## begin Source text
I was teaching an employee to shoot and gun safety. He fired a shot into the ground in front of his foot to see if it was empty. Boy was not very bright.

I’ve put 3.5lb ghost connectors in my Glocks and thats the only mods ever. I would assume Glock had a 5lb trigger for safety and most likely changing it was the wrong thing to do. I’m sure manufacturers know what is best for making a gun safe.
 
That 3.5# connector will get you if you have other glocks with the std 5#.
 
AD or ND, you be the judge:

About 15 years ago I had a .22LR handgun that had extraction issues. Every 3rd or 4th shot, the empty casing would not extract. I decided to work on the claw of the extractor to get a better grip on the rim. It extracted 100% of the time when I hand cycled, though. I assumed that the expanded brass made it more difficult to extract.

So one day I decided to fix the problem and I would file the extractor a bit, reinstall it and shoot it to see if I fixed it. After 4 or 5 attempts to fix the issue I got impatient because it would hand cycle fine but not when firing.

So I removed the firing pin to prevent an ND and got aggressive with the claw. After some filing and with no firing pin, I would simulate firing by grasping the slide and pulling it back hard to simulate firing and letting the slide go by itself. I did this fast cycling 5 or 6 times when the gun went off!

I was indoors with the gun aimed at the base of my wall. The bullet went thru the dry wall and thru the outside siding and into the ground. My 2 dogs were stunned and barking and I was shaken up with my ears ringing. My hands shook for hours after that happened. I was stunned and surprised and confused. How could my gun fire with no firing pin in it? After a while it occurred to me that the hard, rapid cycling caused the slide to pull a new round into the rim of an unextracted round. Being a rim fire, it set off the round in the chamber. Only thing I can think of.

So, AD or ND? I did everything right with the handling and removing the firing pin and still had it fire when it shouldn't have.
 
Once with my new AK47 rifle, did not push the safety lever up all the way, my finger slid to the trigger and sent one round ten feet into the dirt,
I was the only one at the range that day. Once at Battery Oaks, clearing my Taurus Spectrum, had one round in the chamber when I fired one round into the dirt three feet in front of me.
 
AD or ND, you be the judge:

About 15 years ago I had a .22LR handgun that had extraction issues. Every 3rd or 4th shot, the empty casing would not extract. I decided to work on the claw of the extractor to get a better grip on the rim. It extracted 100% of the time when I hand cycled, though. I assumed that the expanded brass made it more difficult to extract.
## end Source text
• Requirement: Reproduce the passage of the gun-safety posts word for word, beginning at "I was teaching" and ending after "not very bright.".
## begin Data section
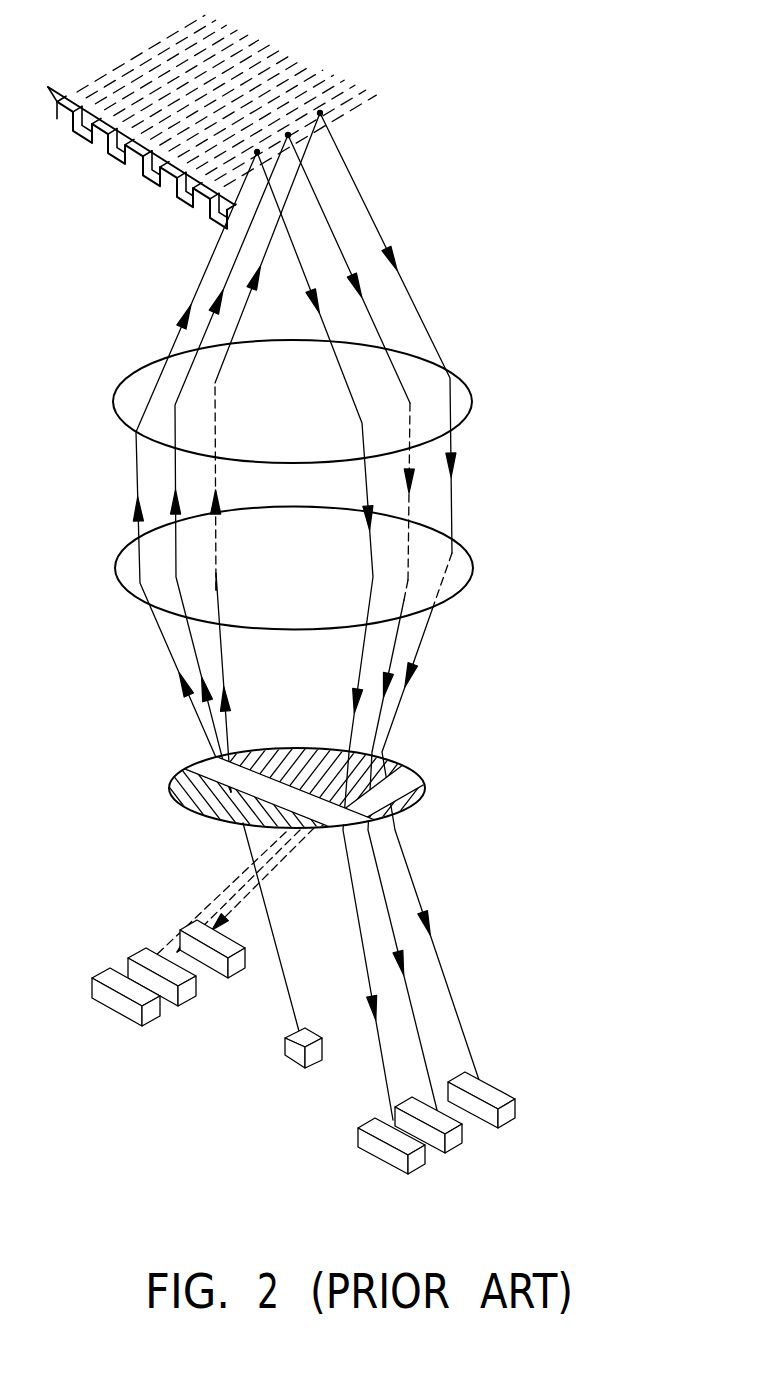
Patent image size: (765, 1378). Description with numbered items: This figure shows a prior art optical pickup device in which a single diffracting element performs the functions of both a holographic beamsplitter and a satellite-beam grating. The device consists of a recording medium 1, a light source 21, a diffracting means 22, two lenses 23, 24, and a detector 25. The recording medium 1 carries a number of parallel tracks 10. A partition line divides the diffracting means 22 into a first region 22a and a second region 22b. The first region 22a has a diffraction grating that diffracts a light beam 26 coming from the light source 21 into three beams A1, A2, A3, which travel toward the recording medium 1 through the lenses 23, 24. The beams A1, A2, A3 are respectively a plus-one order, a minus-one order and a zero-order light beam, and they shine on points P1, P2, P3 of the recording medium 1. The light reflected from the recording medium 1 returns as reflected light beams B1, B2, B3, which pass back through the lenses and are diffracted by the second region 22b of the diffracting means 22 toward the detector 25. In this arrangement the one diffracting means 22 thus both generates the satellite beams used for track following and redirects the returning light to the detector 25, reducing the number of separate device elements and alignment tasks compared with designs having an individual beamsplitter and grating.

The recording medium 1 is at (107, 153).
The parallel tracks 10 is at (163, 182).
The point P1 is at (257, 152).
The point P2 is at (320, 113).
The point P3 is at (288, 135).
The lens 24 is at (113, 403).
The lens 23 is at (115, 567).
The +1 order light beam A1 is at (195, 708).
The −1 order light beam A2 is at (223, 662).
The zero-order light beam A3 is at (192, 638).
The reflected light beam B1 is at (363, 657).
The reflected light beam B2 is at (395, 735).
The reflected light beam B3 is at (397, 643).
The diffracting means 22 is at (303, 804).
The first region 22a is at (187, 793).
The second region 22b is at (425, 782).
The detector 25 is at (180, 909).
The light beam 26 is at (278, 957).
The light source 21 is at (290, 1053).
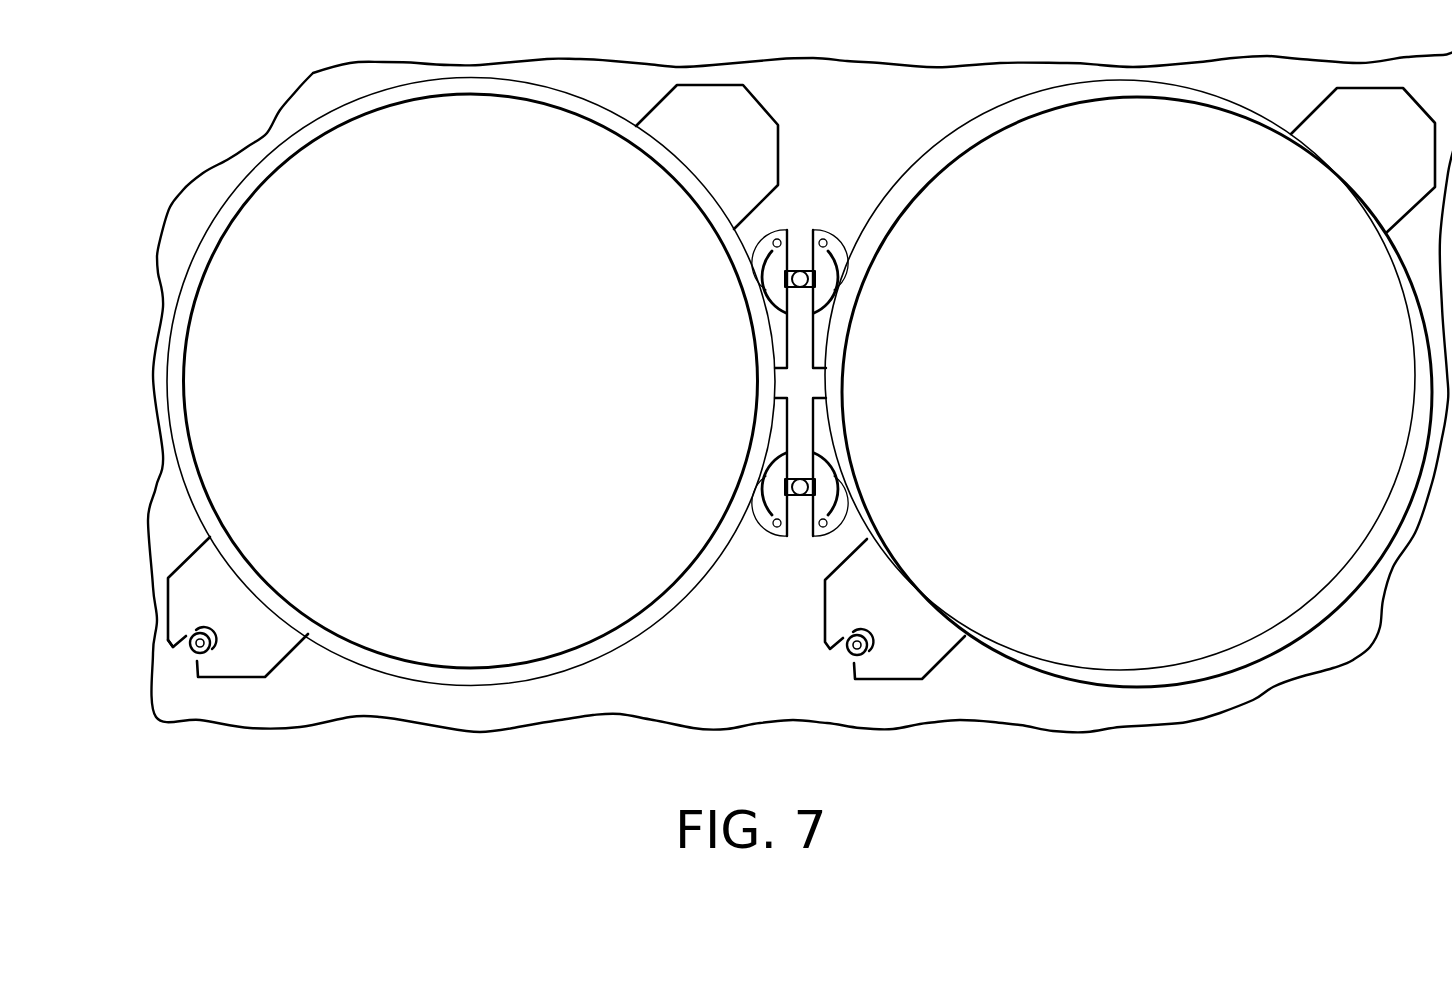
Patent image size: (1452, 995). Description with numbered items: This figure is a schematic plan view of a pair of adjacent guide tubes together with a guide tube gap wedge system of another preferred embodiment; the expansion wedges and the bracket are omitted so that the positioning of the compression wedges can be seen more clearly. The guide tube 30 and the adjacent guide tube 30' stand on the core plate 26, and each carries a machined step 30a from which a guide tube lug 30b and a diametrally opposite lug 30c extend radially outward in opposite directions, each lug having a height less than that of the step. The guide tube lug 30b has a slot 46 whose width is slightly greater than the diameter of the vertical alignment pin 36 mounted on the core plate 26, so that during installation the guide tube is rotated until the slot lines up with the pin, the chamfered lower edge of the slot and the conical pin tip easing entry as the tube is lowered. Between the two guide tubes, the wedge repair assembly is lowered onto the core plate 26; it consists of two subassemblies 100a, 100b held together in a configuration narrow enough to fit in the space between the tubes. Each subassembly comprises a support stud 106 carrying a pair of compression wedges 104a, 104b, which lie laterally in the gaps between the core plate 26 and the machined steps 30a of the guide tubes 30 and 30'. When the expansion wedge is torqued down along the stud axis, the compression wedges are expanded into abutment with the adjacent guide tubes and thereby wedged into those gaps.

The core plate 26 is at (515, 732).
The guide tube 30 is at (471, 381).
The adjacent guide tube 30' is at (1137, 392).
The machined step 30a is at (215, 222).
The guide tube lug 30b is at (707, 84).
The lug 30c is at (236, 679).
The vertical alignment pin 36 is at (195, 641).
The slot 46 is at (197, 663).
The subassembly 100a is at (816, 200).
The subassembly 100b is at (782, 560).
The compression wedge 104a is at (762, 255).
The compression wedge 104b is at (842, 255).
The support stud 106 is at (818, 308).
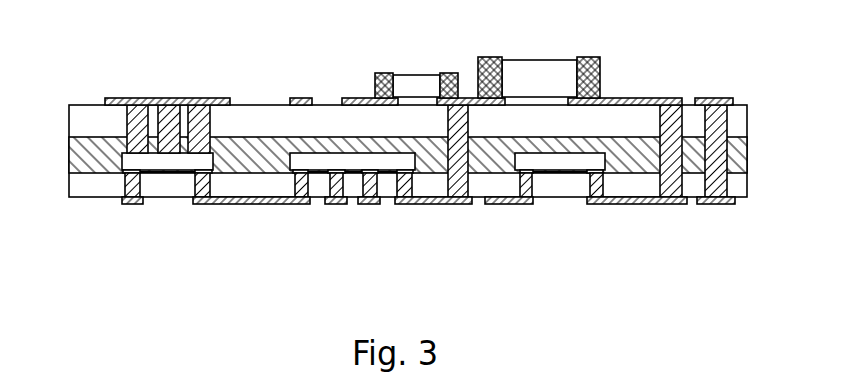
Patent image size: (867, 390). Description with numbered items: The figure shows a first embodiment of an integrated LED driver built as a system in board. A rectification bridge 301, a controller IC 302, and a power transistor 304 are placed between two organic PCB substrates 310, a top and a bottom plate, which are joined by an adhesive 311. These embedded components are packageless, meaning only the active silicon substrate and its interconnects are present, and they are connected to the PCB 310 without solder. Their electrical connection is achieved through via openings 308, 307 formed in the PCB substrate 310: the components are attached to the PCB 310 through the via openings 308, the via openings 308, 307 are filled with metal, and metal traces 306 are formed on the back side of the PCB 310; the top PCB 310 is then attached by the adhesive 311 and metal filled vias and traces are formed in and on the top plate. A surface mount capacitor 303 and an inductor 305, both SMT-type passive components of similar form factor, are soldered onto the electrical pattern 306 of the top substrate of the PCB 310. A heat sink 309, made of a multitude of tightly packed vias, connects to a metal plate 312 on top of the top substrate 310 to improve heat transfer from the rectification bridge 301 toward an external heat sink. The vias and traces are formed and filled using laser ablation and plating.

The rectification bridge 301 is at (154, 203).
The controller IC 302 is at (329, 197).
The SMT capacitor 303 is at (428, 59).
The power transistor 304 is at (546, 200).
The inductor 305 is at (539, 58).
The metal traces 306 is at (682, 118).
The via opening 307 is at (683, 171).
The via opening 308 is at (369, 219).
The heat sink 309 is at (204, 95).
The organic PCB substrate 310 is at (69, 112).
The adhesive 311 is at (443, 162).
The metal plate 312 is at (167, 55).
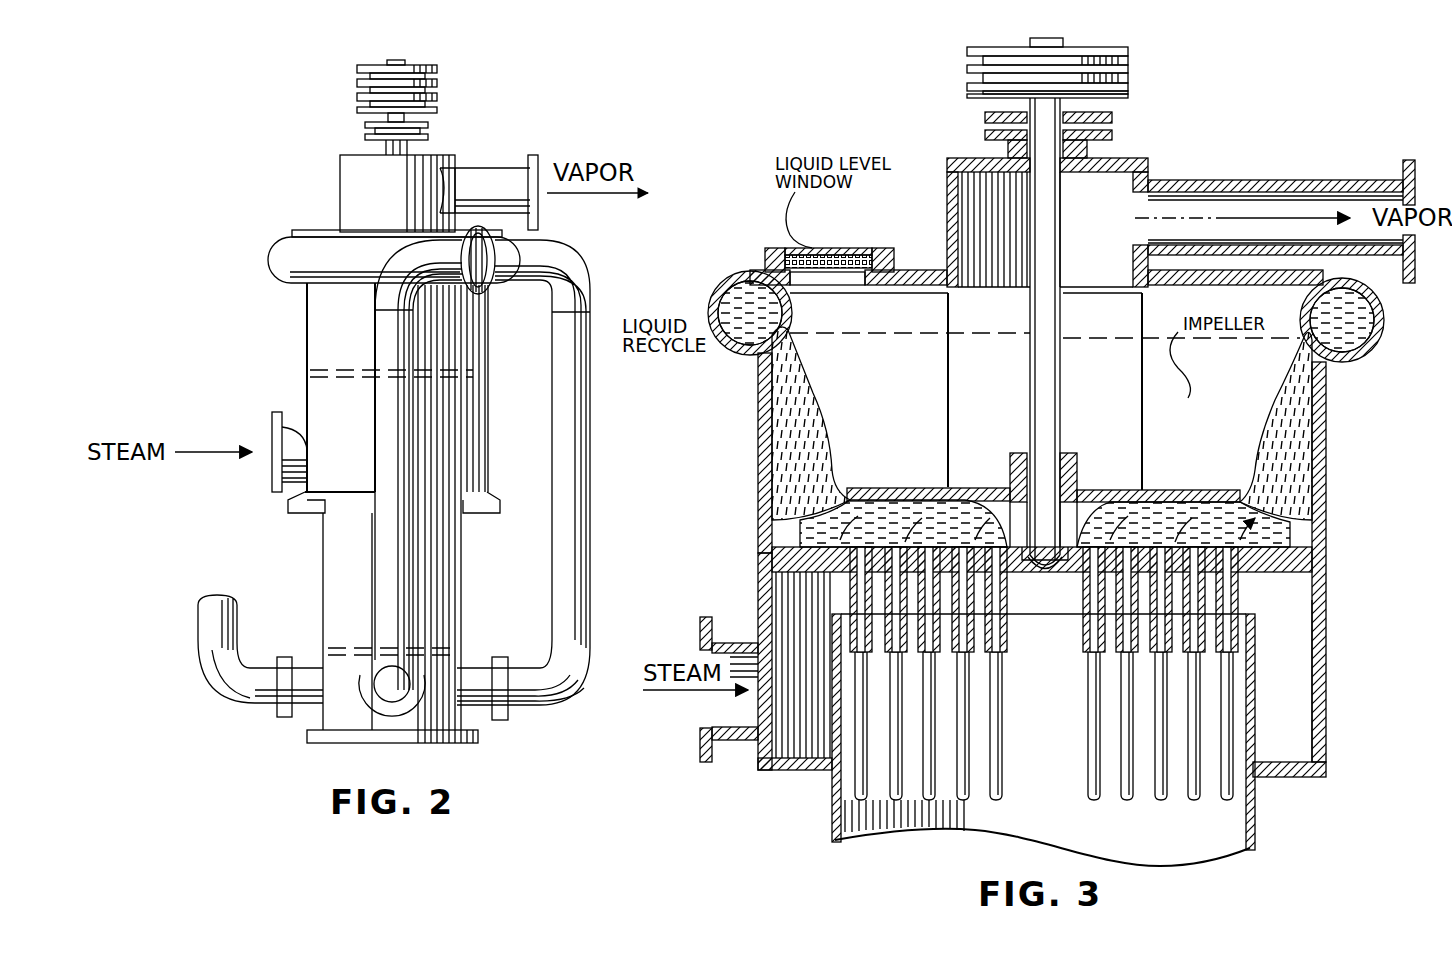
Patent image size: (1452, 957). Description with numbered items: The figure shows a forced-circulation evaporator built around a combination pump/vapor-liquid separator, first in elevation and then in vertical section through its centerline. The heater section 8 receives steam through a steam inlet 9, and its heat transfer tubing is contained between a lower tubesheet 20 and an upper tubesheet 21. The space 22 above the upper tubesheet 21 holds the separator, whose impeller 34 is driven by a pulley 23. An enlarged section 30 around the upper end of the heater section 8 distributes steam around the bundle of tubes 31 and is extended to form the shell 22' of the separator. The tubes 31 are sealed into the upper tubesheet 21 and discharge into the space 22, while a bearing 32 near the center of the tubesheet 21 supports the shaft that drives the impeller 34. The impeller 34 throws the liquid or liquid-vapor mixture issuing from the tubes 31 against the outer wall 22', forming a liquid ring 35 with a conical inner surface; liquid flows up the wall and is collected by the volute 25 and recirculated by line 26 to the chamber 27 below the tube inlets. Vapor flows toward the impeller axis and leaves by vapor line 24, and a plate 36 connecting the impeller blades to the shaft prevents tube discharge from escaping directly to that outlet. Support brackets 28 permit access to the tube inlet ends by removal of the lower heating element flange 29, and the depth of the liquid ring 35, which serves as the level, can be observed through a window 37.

In FIG. 2, the heater section 8 is at (447, 575).
In FIG. 3, the heater section 8 is at (1256, 824).
In FIG. 2, the steam inlet 9 is at (272, 478).
In FIG. 3, the steam inlet 9 is at (745, 715).
In FIG. 2, the lower tubesheet 20 is at (352, 645).
In FIG. 2, the upper tubesheet 21 is at (335, 368).
In FIG. 3, the upper tubesheet 21 is at (785, 553).
In FIG. 2, the space above upper tubesheet 22 is at (314, 387).
In FIG. 3, the space above upper tubesheet 22 is at (971, 500).
In FIG. 3, the shell 22' is at (735, 453).
In FIG. 2, the pulley 23 is at (357, 88).
In FIG. 3, the pulley 23 is at (1128, 73).
In FIG. 2, the vapor line 24 is at (483, 175).
In FIG. 3, the vapor line 24 is at (1280, 180).
In FIG. 2, the volute 25 is at (282, 252).
In FIG. 3, the volute 25 is at (1386, 327).
In FIG. 2, the recirculation line 26 is at (205, 622).
In FIG. 2, the chamber 27 is at (330, 712).
In FIG. 2, the support brackets 28 is at (305, 515).
In FIG. 2, the lower heating element flange 29 is at (455, 745).
In FIG. 3, the enlarged section 30 is at (1326, 645).
In FIG. 3, the heat transfer tubes 31 is at (1062, 763).
In FIG. 3, the bearing 32 is at (1066, 582).
In FIG. 3, the impeller 34 is at (935, 313).
In FIG. 3, the liquid ring 35 is at (813, 403).
In FIG. 3, the plate 36 is at (1168, 490).
In FIG. 3, the window 37 is at (843, 250).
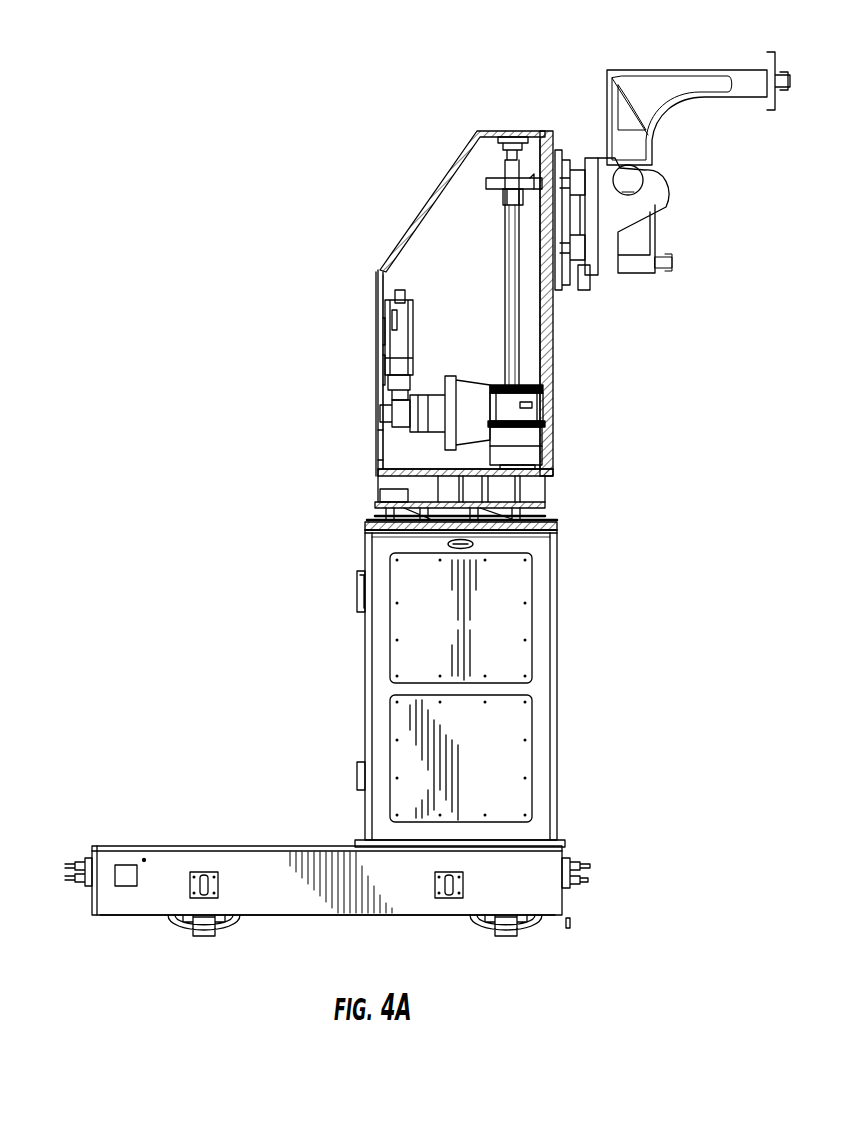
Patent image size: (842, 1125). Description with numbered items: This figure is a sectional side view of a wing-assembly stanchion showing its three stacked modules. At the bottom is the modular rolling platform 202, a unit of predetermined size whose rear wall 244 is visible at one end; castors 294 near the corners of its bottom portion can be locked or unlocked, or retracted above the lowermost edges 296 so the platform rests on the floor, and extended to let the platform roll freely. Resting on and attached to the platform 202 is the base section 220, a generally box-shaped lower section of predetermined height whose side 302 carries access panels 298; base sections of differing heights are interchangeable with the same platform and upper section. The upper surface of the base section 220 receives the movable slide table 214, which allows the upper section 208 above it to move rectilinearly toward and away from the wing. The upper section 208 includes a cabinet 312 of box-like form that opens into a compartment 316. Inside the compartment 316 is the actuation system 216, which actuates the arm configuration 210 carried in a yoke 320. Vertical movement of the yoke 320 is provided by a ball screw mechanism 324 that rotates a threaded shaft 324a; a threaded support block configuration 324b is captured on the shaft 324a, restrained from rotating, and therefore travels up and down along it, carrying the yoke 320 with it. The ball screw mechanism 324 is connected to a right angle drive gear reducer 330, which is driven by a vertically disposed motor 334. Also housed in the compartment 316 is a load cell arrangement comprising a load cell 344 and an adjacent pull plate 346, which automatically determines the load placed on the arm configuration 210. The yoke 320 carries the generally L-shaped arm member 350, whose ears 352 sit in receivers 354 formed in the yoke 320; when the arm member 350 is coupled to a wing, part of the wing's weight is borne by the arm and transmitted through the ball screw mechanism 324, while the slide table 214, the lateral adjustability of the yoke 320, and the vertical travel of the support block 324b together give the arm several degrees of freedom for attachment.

The modular rolling platform 202 is at (95, 848).
The upper section 208 is at (378, 283).
The arm configuration 210 is at (565, 100).
The movable slide table 214 is at (548, 520).
The actuation system 216 is at (398, 284).
The base section 220 is at (556, 660).
The rear wall 244 is at (573, 862).
The castors 294 is at (178, 935).
The lowermost edges 296 is at (413, 916).
The access panels 298 is at (512, 612).
The side 302 is at (378, 545).
The cabinet 312 is at (380, 443).
The compartment 316 is at (390, 462).
The yoke 320 is at (655, 196).
The ball screw mechanism 324 is at (551, 388).
The threaded shaft 324a is at (512, 261).
The threaded support block configuration 324b is at (492, 190).
The right angle drive gear reducer 330 is at (468, 405).
The motor 334 is at (417, 333).
The load cell 344 is at (556, 450).
The pull plate 346 is at (528, 433).
The L-shaped arm member 350 is at (716, 80).
The ears 352 is at (626, 178).
The receivers 354 is at (628, 195).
## end Data section
• Exercise result:
I was teaching an employee to shoot and gun safety. He fired a shot into the ground in front of his foot to see if it was empty. Boy was not very bright.